**REQUIRED TASK**.
Please find all lines in the data that hold the string "letter" and copy them.

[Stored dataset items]
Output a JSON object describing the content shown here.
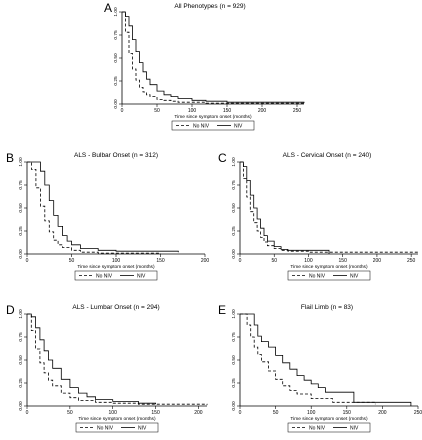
{
  "chart_data": [
    {
      "letter": "A",
      "type": "line",
      "title": "All Phenotypes (n = 929)",
      "xlabel": "Time since symptom onset (months)",
      "ylabel": "",
      "xlim": [
        0,
        260
      ],
      "ylim": [
        0,
        1
      ],
      "xticks": [
        "0",
        "50",
        "100",
        "150",
        "200",
        "250"
      ],
      "yticks": [
        "0.00",
        "0.25",
        "0.50",
        "0.75",
        "1.00"
      ],
      "legend": [
        "No NIV",
        "NIV"
      ],
      "legend_position": "bottom",
      "series": [
        {
          "name": "No NIV",
          "dash": true,
          "x": [
            0,
            5,
            10,
            15,
            20,
            25,
            30,
            35,
            40,
            50,
            60,
            70,
            80,
            100,
            120,
            150,
            200,
            260
          ],
          "y": [
            1,
            0.78,
            0.55,
            0.38,
            0.26,
            0.18,
            0.13,
            0.1,
            0.08,
            0.05,
            0.04,
            0.03,
            0.02,
            0.02,
            0.01,
            0.01,
            0.01,
            0.01
          ]
        },
        {
          "name": "NIV",
          "dash": false,
          "x": [
            0,
            5,
            10,
            15,
            20,
            25,
            30,
            35,
            40,
            50,
            60,
            70,
            80,
            100,
            120,
            150,
            200,
            260
          ],
          "y": [
            1,
            0.95,
            0.85,
            0.7,
            0.57,
            0.45,
            0.35,
            0.27,
            0.21,
            0.14,
            0.1,
            0.08,
            0.06,
            0.04,
            0.03,
            0.02,
            0.02,
            0.01
          ]
        }
      ]
    },
    {
      "letter": "B",
      "type": "line",
      "title": "ALS - Bulbar Onset (n = 312)",
      "xlabel": "Time since symptom onset (months)",
      "ylabel": "",
      "xlim": [
        0,
        200
      ],
      "ylim": [
        0,
        1
      ],
      "xticks": [
        "0",
        "50",
        "100",
        "150",
        "200"
      ],
      "yticks": [
        "0.00",
        "0.25",
        "0.50",
        "0.75",
        "1.00"
      ],
      "legend": [
        "No NIV",
        "NIV"
      ],
      "legend_position": "bottom",
      "series": [
        {
          "name": "No NIV",
          "dash": true,
          "x": [
            0,
            5,
            10,
            15,
            20,
            25,
            30,
            35,
            40,
            50,
            60,
            80,
            100,
            150
          ],
          "y": [
            1,
            0.92,
            0.72,
            0.52,
            0.36,
            0.24,
            0.15,
            0.1,
            0.07,
            0.04,
            0.02,
            0.01,
            0.01,
            0.0
          ]
        },
        {
          "name": "NIV",
          "dash": false,
          "x": [
            0,
            10,
            15,
            20,
            25,
            30,
            35,
            40,
            45,
            50,
            60,
            80,
            100,
            170
          ],
          "y": [
            1,
            1,
            0.9,
            0.75,
            0.58,
            0.42,
            0.3,
            0.2,
            0.14,
            0.1,
            0.06,
            0.04,
            0.03,
            0.02
          ]
        }
      ]
    },
    {
      "letter": "C",
      "type": "line",
      "title": "ALS - Cervical Onset (n = 240)",
      "xlabel": "Time since symptom onset (months)",
      "ylabel": "",
      "xlim": [
        0,
        260
      ],
      "ylim": [
        0,
        1
      ],
      "xticks": [
        "0",
        "50",
        "100",
        "150",
        "200",
        "250"
      ],
      "yticks": [
        "0.00",
        "0.25",
        "0.50",
        "0.75",
        "1.00"
      ],
      "legend": [
        "No NIV",
        "NIV"
      ],
      "legend_position": "bottom",
      "series": [
        {
          "name": "No NIV",
          "dash": true,
          "x": [
            0,
            5,
            10,
            15,
            20,
            25,
            30,
            35,
            40,
            50,
            60,
            70,
            100,
            150,
            260
          ],
          "y": [
            1,
            0.82,
            0.62,
            0.46,
            0.34,
            0.25,
            0.18,
            0.13,
            0.09,
            0.06,
            0.04,
            0.03,
            0.02,
            0.02,
            0.01
          ]
        },
        {
          "name": "NIV",
          "dash": false,
          "x": [
            0,
            5,
            10,
            15,
            20,
            25,
            30,
            35,
            40,
            50,
            60,
            70,
            80,
            100,
            130
          ],
          "y": [
            1,
            0.95,
            0.8,
            0.64,
            0.5,
            0.38,
            0.28,
            0.2,
            0.14,
            0.08,
            0.05,
            0.04,
            0.04,
            0.04,
            0.0
          ]
        }
      ]
    },
    {
      "letter": "D",
      "type": "line",
      "title": "ALS - Lumbar Onset (n = 294)",
      "xlabel": "Time since symptom onset (months)",
      "ylabel": "",
      "xlim": [
        0,
        210
      ],
      "ylim": [
        0,
        1
      ],
      "xticks": [
        "0",
        "50",
        "100",
        "150",
        "200"
      ],
      "yticks": [
        "0.00",
        "0.25",
        "0.50",
        "0.75",
        "1.00"
      ],
      "legend": [
        "No NIV",
        "NIV"
      ],
      "legend_position": "bottom",
      "series": [
        {
          "name": "No NIV",
          "dash": true,
          "x": [
            0,
            5,
            10,
            15,
            20,
            25,
            30,
            40,
            50,
            60,
            80,
            100,
            130,
            210
          ],
          "y": [
            1,
            0.82,
            0.62,
            0.47,
            0.36,
            0.28,
            0.22,
            0.14,
            0.09,
            0.06,
            0.04,
            0.03,
            0.02,
            0.01
          ]
        },
        {
          "name": "NIV",
          "dash": false,
          "x": [
            0,
            5,
            10,
            15,
            20,
            25,
            30,
            40,
            50,
            60,
            70,
            80,
            100,
            130,
            150
          ],
          "y": [
            1,
            0.97,
            0.85,
            0.72,
            0.6,
            0.5,
            0.41,
            0.29,
            0.2,
            0.14,
            0.1,
            0.07,
            0.05,
            0.03,
            0.02
          ]
        }
      ]
    },
    {
      "letter": "E",
      "type": "line",
      "title": "Flail Limb (n = 83)",
      "xlabel": "Time since symptom onset (months)",
      "ylabel": "",
      "xlim": [
        0,
        250
      ],
      "ylim": [
        0,
        1
      ],
      "xticks": [
        "0",
        "50",
        "100",
        "150",
        "200",
        "250"
      ],
      "yticks": [
        "0.00",
        "0.25",
        "0.50",
        "0.75",
        "1.00"
      ],
      "legend": [
        "No NIV",
        "NIV"
      ],
      "legend_position": "bottom",
      "series": [
        {
          "name": "No NIV",
          "dash": true,
          "x": [
            0,
            10,
            15,
            20,
            25,
            30,
            40,
            50,
            60,
            70,
            80,
            100,
            130,
            190
          ],
          "y": [
            1,
            0.88,
            0.75,
            0.64,
            0.56,
            0.48,
            0.38,
            0.29,
            0.22,
            0.17,
            0.13,
            0.08,
            0.04,
            0.02
          ]
        },
        {
          "name": "NIV",
          "dash": false,
          "x": [
            0,
            15,
            20,
            25,
            30,
            40,
            50,
            60,
            70,
            80,
            90,
            100,
            110,
            120,
            150,
            160,
            200,
            240
          ],
          "y": [
            1,
            1,
            0.88,
            0.76,
            0.7,
            0.64,
            0.55,
            0.47,
            0.4,
            0.33,
            0.28,
            0.24,
            0.2,
            0.15,
            0.15,
            0.04,
            0.04,
            0.0
          ]
        }
      ]
    }
  ]
}
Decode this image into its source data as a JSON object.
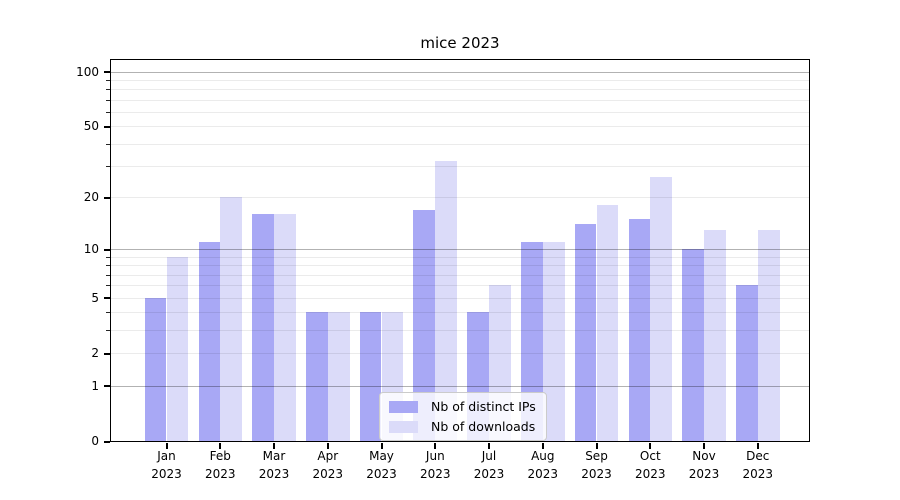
{
  "chart_data": {
    "type": "bar",
    "title": "mice 2023",
    "categories": [
      "Jan",
      "Feb",
      "Mar",
      "Apr",
      "May",
      "Jun",
      "Jul",
      "Aug",
      "Sep",
      "Oct",
      "Nov",
      "Dec"
    ],
    "category_year": "2023",
    "series": [
      {
        "name": "Nb of distinct IPs",
        "color": "#a8a8f5",
        "values": [
          5,
          11,
          16,
          4,
          4,
          17,
          4,
          11,
          14,
          15,
          10,
          6
        ]
      },
      {
        "name": "Nb of downloads",
        "color": "#dbdbf9",
        "values": [
          9,
          20,
          16,
          4,
          4,
          32,
          6,
          11,
          18,
          26,
          13,
          13
        ]
      }
    ],
    "yscale": "log1p",
    "ylim": [
      0,
      116
    ],
    "yticks": [
      100,
      50,
      20,
      10,
      5,
      2,
      1,
      0
    ],
    "major_gridlines": [
      1,
      10,
      100
    ],
    "minor_gridlines": [
      2,
      3,
      4,
      5,
      6,
      7,
      8,
      9,
      20,
      30,
      40,
      50,
      60,
      70,
      80,
      90
    ],
    "grid": true,
    "legend_position": "lower center",
    "xlabel": "",
    "ylabel": ""
  }
}
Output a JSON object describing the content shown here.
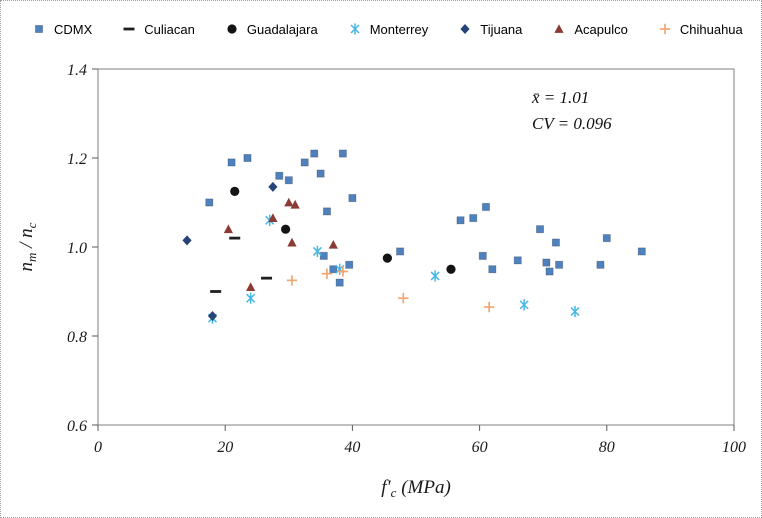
{
  "accent_colors": {
    "frame": "#808080",
    "tick": "#595959",
    "text": "#1a1a1a"
  },
  "annotation": {
    "line1": "x̄ = 1.01",
    "line2": "CV = 0.096"
  },
  "chart_data": {
    "type": "scatter",
    "title": "",
    "xlabel": "f′c (MPa)",
    "ylabel": "nm / nc",
    "xlabel_parts": [
      {
        "t": "f′"
      },
      {
        "t": "c",
        "sub": true
      },
      {
        "t": " (MPa)"
      }
    ],
    "ylabel_parts": [
      {
        "t": "n"
      },
      {
        "t": "m",
        "sub": true
      },
      {
        "t": " / "
      },
      {
        "t": "n"
      },
      {
        "t": "c",
        "sub": true
      }
    ],
    "xlim": [
      0,
      100
    ],
    "ylim": [
      0.6,
      1.4
    ],
    "xticks": [
      0,
      20,
      40,
      60,
      80,
      100
    ],
    "xtick_labels": [
      "0",
      "20",
      "40",
      "60",
      "80",
      "100"
    ],
    "yticks": [
      0.6,
      0.8,
      1.0,
      1.2,
      1.4
    ],
    "ytick_labels": [
      "0.6",
      "0.8",
      "1.0",
      "1.2",
      "1.4"
    ],
    "grid": false,
    "legend_position": "top",
    "mean": 1.01,
    "cv": 0.096,
    "series": [
      {
        "name": "CDMX",
        "marker": "square",
        "color": "#4E81BD",
        "points": [
          [
            17.5,
            1.1
          ],
          [
            21,
            1.19
          ],
          [
            23.5,
            1.2
          ],
          [
            28.5,
            1.16
          ],
          [
            30,
            1.15
          ],
          [
            32.5,
            1.19
          ],
          [
            34,
            1.21
          ],
          [
            35,
            1.165
          ],
          [
            36,
            1.08
          ],
          [
            38.5,
            1.21
          ],
          [
            40,
            1.11
          ],
          [
            35.5,
            0.98
          ],
          [
            37,
            0.95
          ],
          [
            38,
            0.92
          ],
          [
            39.5,
            0.96
          ],
          [
            47.5,
            0.99
          ],
          [
            57,
            1.06
          ],
          [
            59,
            1.065
          ],
          [
            61,
            1.09
          ],
          [
            60.5,
            0.98
          ],
          [
            62,
            0.95
          ],
          [
            66,
            0.97
          ],
          [
            69.5,
            1.04
          ],
          [
            70.5,
            0.965
          ],
          [
            71,
            0.945
          ],
          [
            72,
            1.01
          ],
          [
            72.5,
            0.96
          ],
          [
            79,
            0.96
          ],
          [
            80,
            1.02
          ],
          [
            85.5,
            0.99
          ]
        ]
      },
      {
        "name": "Culiacan",
        "marker": "dash",
        "color": "#1f1f1f",
        "points": [
          [
            18.5,
            0.9
          ],
          [
            21.5,
            1.02
          ],
          [
            26.5,
            0.93
          ]
        ]
      },
      {
        "name": "Guadalajara",
        "marker": "circle",
        "color": "#141414",
        "points": [
          [
            21.5,
            1.125
          ],
          [
            29.5,
            1.04
          ],
          [
            45.5,
            0.975
          ],
          [
            55.5,
            0.95
          ]
        ]
      },
      {
        "name": "Monterrey",
        "marker": "star",
        "color": "#45B7E6",
        "points": [
          [
            18,
            0.84
          ],
          [
            24,
            0.885
          ],
          [
            27,
            1.06
          ],
          [
            34.5,
            0.99
          ],
          [
            38,
            0.95
          ],
          [
            53,
            0.935
          ],
          [
            67,
            0.87
          ],
          [
            75,
            0.855
          ]
        ]
      },
      {
        "name": "Tijuana",
        "marker": "diamond",
        "color": "#264478",
        "points": [
          [
            14,
            1.015
          ],
          [
            18,
            0.845
          ],
          [
            27.5,
            1.135
          ]
        ]
      },
      {
        "name": "Acapulco",
        "marker": "triangle",
        "color": "#8B3A36",
        "points": [
          [
            20.5,
            1.04
          ],
          [
            24,
            0.91
          ],
          [
            27.5,
            1.065
          ],
          [
            30,
            1.1
          ],
          [
            31,
            1.095
          ],
          [
            30.5,
            1.01
          ],
          [
            37,
            1.005
          ]
        ]
      },
      {
        "name": "Chihuahua",
        "marker": "plus",
        "color": "#F0A875",
        "points": [
          [
            30.5,
            0.925
          ],
          [
            36,
            0.94
          ],
          [
            38.5,
            0.945
          ],
          [
            48,
            0.885
          ],
          [
            61.5,
            0.865
          ]
        ]
      }
    ]
  }
}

**TASK OUTPUT**.
      "letter": "A",
      "letter": "B",
      "letter": "C",
      "letter": "D",
      "letter": "E",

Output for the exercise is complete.